Data entries
****

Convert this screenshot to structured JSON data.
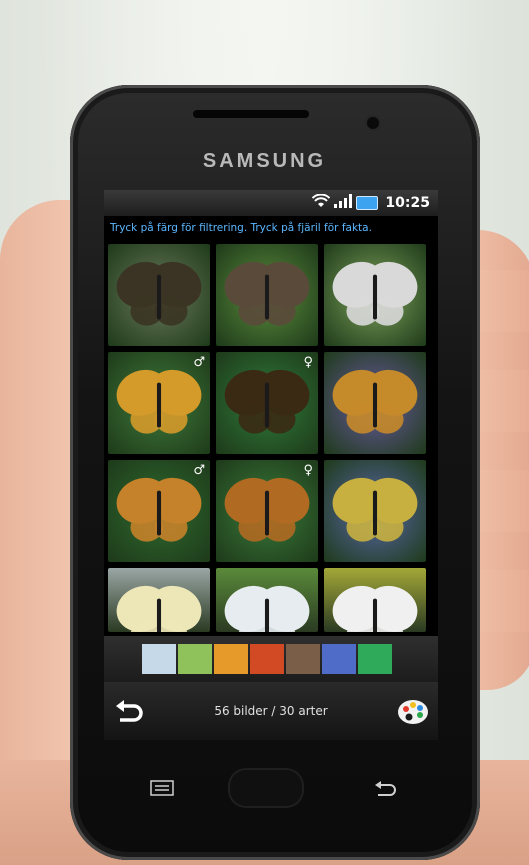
{
  "device": {
    "brand": "SAMSUNG"
  },
  "status_bar": {
    "time": "10:25",
    "icons": [
      "wifi-icon",
      "signal-icon",
      "battery-icon"
    ],
    "battery_color": "#3ba3ef"
  },
  "app": {
    "instruction": "Tryck på färg för filtrering. Tryck på fjäril för fakta.",
    "accent_color": "#5bb7ff",
    "thumbnails": [
      {
        "sex": "",
        "bg": "#6b7a5a",
        "wing": "#3b3424"
      },
      {
        "sex": "",
        "bg": "#5c8c3c",
        "wing": "#5a4a3a"
      },
      {
        "sex": "",
        "bg": "#7da15a",
        "wing": "#d9d9d9"
      },
      {
        "sex": "♂",
        "bg": "#3f7a3a",
        "wing": "#d49a2a"
      },
      {
        "sex": "♀",
        "bg": "#2f7a3a",
        "wing": "#3a2a14"
      },
      {
        "sex": "",
        "bg": "#6a5aa0",
        "wing": "#c58a2a"
      },
      {
        "sex": "♂",
        "bg": "#2f6a2f",
        "wing": "#c5822a"
      },
      {
        "sex": "♀",
        "bg": "#3a7a3a",
        "wing": "#b06a22"
      },
      {
        "sex": "",
        "bg": "#5a68a8",
        "wing": "#c8b040"
      }
    ],
    "partial_thumbnails": [
      {
        "bg": "#9aa6a4",
        "wing": "#ede7b8"
      },
      {
        "bg": "#5a8a3a",
        "wing": "#e6ecef"
      },
      {
        "bg": "#a4a838",
        "wing": "#f0f0f0"
      }
    ],
    "color_filters": [
      {
        "name": "light-blue",
        "hex": "#c5d9e8"
      },
      {
        "name": "light-green",
        "hex": "#8fc25a"
      },
      {
        "name": "orange",
        "hex": "#e69a2a"
      },
      {
        "name": "red",
        "hex": "#d24a24"
      },
      {
        "name": "brown",
        "hex": "#7a5e48"
      },
      {
        "name": "blue",
        "hex": "#4e6cc8"
      },
      {
        "name": "green",
        "hex": "#2faa5a"
      }
    ],
    "footer": {
      "count_text": "56 bilder / 30 arter"
    }
  }
}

****

# Aim of the exercise
Extract every line containing the string "wing" from the material.

# Result of the task
        "wing": "#3b3424"
        "wing": "#5a4a3a"
        "wing": "#d9d9d9"
        "wing": "#d49a2a"
        "wing": "#3a2a14"
        "wing": "#c58a2a"
        "wing": "#c5822a"
        "wing": "#b06a22"
        "wing": "#c8b040"
        "wing": "#ede7b8"
        "wing": "#e6ecef"
        "wing": "#f0f0f0"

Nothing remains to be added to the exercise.